# Task 1
From the summary of the digital selling report, list the three distinct survey findings it reports, each with its percentage of respondents.
# Task 2
According to the summary of the digital selling report, which organization produced the report?
# Task 3
Continue the summary of the digital selling report from the point where it stops.

# Source extract

■ ■ ■ ■ ■

The majority (55%) of B2B sales professionals think that their business will recover from the pandemic and resultant global recession, and for 78% a digital selling strategy will be instrumental to recovery. So finds Altimeter’s latest report [download page] on the state of digital selling.
Here are some key points from the report.
1. No Surprises: COVID-19 Has Had a Positive Impact on Digital Selling
Fortunately, the majority of respondents were able to agree or strongly agree that they had experienced a number of positive effects on their trajectory to digital maturity since the pandemic. For nearly 8 in 10 (78%), the pandemic has clarified where they need to focus their digital selling strategy moving forward, and an equal share feels that this digital strategy is instrumental to their recovery.
Encouragingly, the majority (55%) also either strongly disagree or disagree that their business may not recover from the pandemic and global recession.

■ ■ ■ ■ ■

# Source material
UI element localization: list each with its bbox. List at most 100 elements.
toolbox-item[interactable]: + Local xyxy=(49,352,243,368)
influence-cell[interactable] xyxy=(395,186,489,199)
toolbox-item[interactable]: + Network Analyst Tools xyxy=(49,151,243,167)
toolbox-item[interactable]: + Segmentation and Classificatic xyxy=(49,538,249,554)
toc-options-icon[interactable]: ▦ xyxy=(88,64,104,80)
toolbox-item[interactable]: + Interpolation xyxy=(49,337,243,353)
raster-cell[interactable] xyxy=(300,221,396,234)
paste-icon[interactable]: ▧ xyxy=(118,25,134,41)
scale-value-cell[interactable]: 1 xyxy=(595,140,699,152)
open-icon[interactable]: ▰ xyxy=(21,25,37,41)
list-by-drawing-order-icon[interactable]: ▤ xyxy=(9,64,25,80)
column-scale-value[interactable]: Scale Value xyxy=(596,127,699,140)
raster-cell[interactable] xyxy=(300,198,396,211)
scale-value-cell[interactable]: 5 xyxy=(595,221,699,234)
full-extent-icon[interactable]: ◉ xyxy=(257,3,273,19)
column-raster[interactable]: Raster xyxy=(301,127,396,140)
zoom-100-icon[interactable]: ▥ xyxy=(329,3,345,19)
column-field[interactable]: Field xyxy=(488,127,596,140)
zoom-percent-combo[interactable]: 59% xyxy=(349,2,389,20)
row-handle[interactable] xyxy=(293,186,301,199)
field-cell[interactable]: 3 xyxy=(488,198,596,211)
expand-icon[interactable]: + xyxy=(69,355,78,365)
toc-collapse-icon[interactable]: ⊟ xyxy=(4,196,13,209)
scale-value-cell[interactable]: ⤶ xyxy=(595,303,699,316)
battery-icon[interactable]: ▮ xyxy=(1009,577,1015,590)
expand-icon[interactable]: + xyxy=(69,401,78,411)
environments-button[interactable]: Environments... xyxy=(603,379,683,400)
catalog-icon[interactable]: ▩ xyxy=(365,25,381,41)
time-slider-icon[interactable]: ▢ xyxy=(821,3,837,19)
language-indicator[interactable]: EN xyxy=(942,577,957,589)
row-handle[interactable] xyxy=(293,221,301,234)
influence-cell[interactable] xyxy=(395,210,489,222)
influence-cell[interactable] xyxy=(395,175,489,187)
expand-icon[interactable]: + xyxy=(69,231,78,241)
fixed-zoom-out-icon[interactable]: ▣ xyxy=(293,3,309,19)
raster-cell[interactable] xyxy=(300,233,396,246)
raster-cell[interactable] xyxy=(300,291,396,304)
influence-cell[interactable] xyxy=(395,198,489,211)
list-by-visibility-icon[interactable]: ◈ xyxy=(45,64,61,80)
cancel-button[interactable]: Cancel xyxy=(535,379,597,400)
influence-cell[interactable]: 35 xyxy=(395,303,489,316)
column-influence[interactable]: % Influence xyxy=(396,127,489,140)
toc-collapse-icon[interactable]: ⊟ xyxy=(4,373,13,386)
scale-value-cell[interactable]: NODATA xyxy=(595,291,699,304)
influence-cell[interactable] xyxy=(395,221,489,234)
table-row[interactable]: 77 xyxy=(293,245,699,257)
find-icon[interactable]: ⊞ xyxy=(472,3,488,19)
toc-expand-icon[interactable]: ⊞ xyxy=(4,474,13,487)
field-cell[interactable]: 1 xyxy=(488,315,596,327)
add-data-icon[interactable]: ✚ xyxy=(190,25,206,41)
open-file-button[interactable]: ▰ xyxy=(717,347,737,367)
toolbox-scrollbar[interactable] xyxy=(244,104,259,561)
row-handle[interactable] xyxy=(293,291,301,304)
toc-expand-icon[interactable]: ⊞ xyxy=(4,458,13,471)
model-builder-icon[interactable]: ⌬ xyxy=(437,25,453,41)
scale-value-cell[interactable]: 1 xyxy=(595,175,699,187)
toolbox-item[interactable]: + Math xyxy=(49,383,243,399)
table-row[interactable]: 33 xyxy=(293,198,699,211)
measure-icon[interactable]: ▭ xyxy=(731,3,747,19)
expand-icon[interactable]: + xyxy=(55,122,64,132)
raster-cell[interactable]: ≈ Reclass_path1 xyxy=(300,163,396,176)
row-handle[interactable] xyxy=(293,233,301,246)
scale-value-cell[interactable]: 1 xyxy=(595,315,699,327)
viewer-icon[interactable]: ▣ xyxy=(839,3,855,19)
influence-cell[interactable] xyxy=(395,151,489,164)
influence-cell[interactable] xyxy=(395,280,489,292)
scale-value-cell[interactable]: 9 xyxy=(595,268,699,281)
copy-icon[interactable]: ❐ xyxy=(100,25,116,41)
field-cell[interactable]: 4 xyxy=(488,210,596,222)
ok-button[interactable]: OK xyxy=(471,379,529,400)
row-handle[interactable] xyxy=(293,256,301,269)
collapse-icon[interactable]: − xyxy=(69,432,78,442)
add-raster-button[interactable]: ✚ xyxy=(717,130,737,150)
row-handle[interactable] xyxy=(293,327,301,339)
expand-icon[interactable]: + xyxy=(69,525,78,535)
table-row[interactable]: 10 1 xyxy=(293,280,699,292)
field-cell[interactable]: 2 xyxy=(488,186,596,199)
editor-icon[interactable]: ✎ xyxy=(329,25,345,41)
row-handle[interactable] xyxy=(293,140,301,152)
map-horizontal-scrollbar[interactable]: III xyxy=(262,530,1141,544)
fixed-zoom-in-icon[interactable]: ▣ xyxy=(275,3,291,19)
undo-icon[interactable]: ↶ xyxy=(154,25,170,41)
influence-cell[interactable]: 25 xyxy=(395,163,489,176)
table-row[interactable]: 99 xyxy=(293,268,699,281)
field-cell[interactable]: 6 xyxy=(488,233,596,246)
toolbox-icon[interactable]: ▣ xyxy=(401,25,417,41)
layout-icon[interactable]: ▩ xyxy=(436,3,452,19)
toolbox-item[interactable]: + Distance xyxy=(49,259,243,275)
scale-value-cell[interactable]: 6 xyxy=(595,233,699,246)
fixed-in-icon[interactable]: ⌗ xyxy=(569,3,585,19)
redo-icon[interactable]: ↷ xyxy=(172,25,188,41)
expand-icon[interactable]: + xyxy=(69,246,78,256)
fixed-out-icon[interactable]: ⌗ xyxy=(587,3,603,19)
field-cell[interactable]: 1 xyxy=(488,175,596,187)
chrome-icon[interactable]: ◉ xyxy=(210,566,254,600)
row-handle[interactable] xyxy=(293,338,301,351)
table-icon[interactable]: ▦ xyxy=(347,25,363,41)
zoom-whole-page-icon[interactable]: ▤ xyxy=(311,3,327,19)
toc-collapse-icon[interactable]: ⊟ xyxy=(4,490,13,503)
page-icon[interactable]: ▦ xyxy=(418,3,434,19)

■ ■ ■ ■ ■

# Task response 1
- 55% think their business will recover from the pandemic and the resulting global recession.
- 78% say a digital selling strategy will be instrumental to their recovery.
- 78% say the pandemic has clarified where they need to focus their digital selling strategy moving forward.

# Task response 2
Altimeter.

# Task response 3
2. Customer Experience and Tech are Top Challenges
The very idea of digital selling calls into question how businesses can maintain the human side of sales. As such, among 4 challenges presented to respondents, the largest share (29%) said that their top digital selling challenges was providing buyers with the most effective digital experience while maintaining a relationship quality typical of personal interaction.
For one-quarter (26%), technology poses the top challenge, defined as the need for sellers to have effective technology to sell digitally, trust data and be confident in actions to take based on tools. Interestingly, respondents identified as top performers over-indexed on this challenge, cited by more than 4 in 10 (43%). These top performers, conversely, were less likely than average to point to the customer experience as their biggest obstacle.
3. High-Touch, High-Value Sales Deals Are Most Common
When asked to describe their typical sales deals as high-, medium- or low-touch, a plurality (43%) of respondents shared that their typical sales deals are high-touch, high sales cost, long lead time, low-frequency and high value (>$100K), requiring a well-coordinated team and unique sales planning with marketing. An even larger majority (63%) of top-performers said the same.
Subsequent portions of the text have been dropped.